## Exercise details:
Filter the lines below, copying only those with the string "ábra".

Data excerpts:

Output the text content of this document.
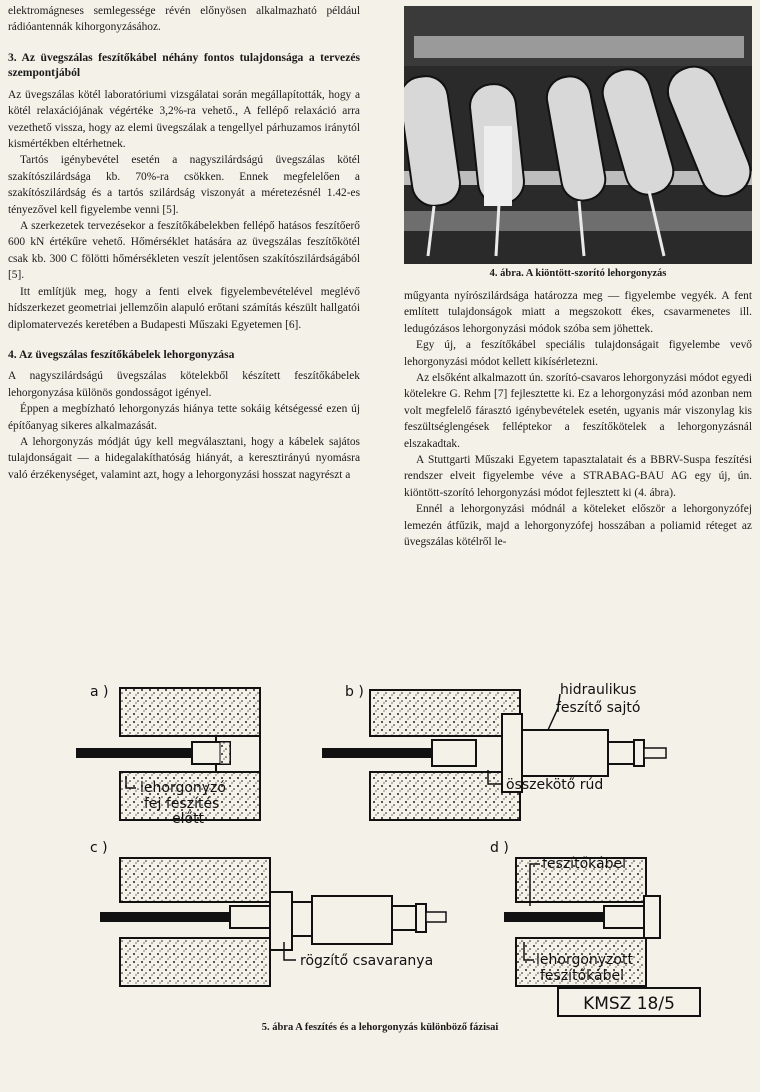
elektromágneses semlegessége révén előnyösen alkalmazható például rádióantennák kihorgonyzásához.

3. Az üvegszálas feszítőkábel néhány fontos tulajdonsága a tervezés szempontjából

Az üvegszálas kötél laboratóriumi vizsgálatai során megállapították, hogy a kötél relaxációjának végértéke 3,2%-ra vehető., A fellépő relaxáció arra vezethető vissza, hogy az elemi üvegszálak a tengellyel párhuzamos iránytól kismértékben eltérhetnek.

Tartós igénybevétel esetén a nagyszilárdságú üvegszálas kötél szakítószilárdsága kb. 70%-ra csökken. Ennek megfelelően a szakítószilárdság és a tartós szilárdság viszonyát a méretezésnél 1.42-es tényezővel kell figyelembe venni [5].

A szerkezetek tervezésekor a feszítőkábelekben fellépő hatásos feszítőerő 600 kN értékűre vehető. Hőmérséklet hatására az üvegszálas feszítőkötél csak kb. 300 C fölötti hőmérsékleten veszít jelentősen szakítószilárdságából [5].

Itt említjük meg, hogy a fenti elvek figyelembevételével meglévő hídszerkezet geometriai jellemzőin alapuló erőtani számítás készült hallgatói diplomatervezés keretében a Budapesti Műszaki Egyetemen [6].

4. Az üvegszálas feszítőkábelek lehorgonyzása

A nagyszilárdságú üvegszálas kötelekből készített feszítőkábelek lehorgonyzása különös gondosságot igényel.

Éppen a megbízható lehorgonyzás hiánya tette sokáig kétségessé ezen új építőanyag sikeres alkalmazását.

A lehorgonyzás módját úgy kell megválasztani, hogy a kábelek sajátos tulajdonságait — a hidegalakíthatóság hiányát, a keresztirányú nyomásra való érzékenységet, valamint azt, hogy a lehorgonyzási hosszat nagyrészt a

4. ábra. A kiöntött-szorító lehorgonyzás

műgyanta nyírószilárdsága határozza meg — figyelembe vegyék. A fent említett tulajdonságok miatt a megszokott ékes, csavarmenetes ill. ledugózásos lehorgonyzási módok szóba sem jöhettek.

Egy új, a feszítőkábel speciális tulajdonságait figyelembe vevő lehorgonyzási módot kellett kikísérletezni.

Az elsőként alkalmazott ún. szorító-csavaros lehorgonyzási módot egyedi kötelekre G. Rehm [7] fejlesztette ki. Ez a lehorgonyzási mód azonban nem volt megfelelő fárasztó igénybevételek esetén, ugyanis már viszonylag kis feszültséglengések felléptekor a feszítőkötelek a lehorgonyzásnál elszakadtak.

A Stuttgarti Műszaki Egyetem tapasztalatait és a BBRV-Suspa feszítési rendszer elveit figyelembe véve a STRABAG-BAU AG egy új, ún. kiöntött-szorító lehorgonyzási módot fejlesztett ki (4. ábra).

Ennél a lehorgonyzási módnál a köteleket először a lehorgonyzófej lemezén átfűzik, majd a lehorgonyzófej hosszában a poliamid réteget az üvegszálas kötélről le-

a )
lehorgonyzó
fej feszítés
előtt
b )	hidraulikus
feszítő sajtó
összekötő rúd
c )
rögzítő csavaranya
d )
feszítőkábel
lehorgonyzott
feszítőkábel
KMSZ 18/5
5. ábra A feszítés és a lehorgonyzás különböző fázisai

## Output of the task:
4. ábra. A kiöntött-szorító lehorgonyzás
A Stuttgarti Műszaki Egyetem tapasztalatait és a BBRV-Suspa feszítési rendszer elveit figyelembe véve a STRABAG-BAU AG egy új, ún. kiöntött-szorító lehorgonyzási módot fejlesztett ki (4. ábra).
5. ábra A feszítés és a lehorgonyzás különböző fázisai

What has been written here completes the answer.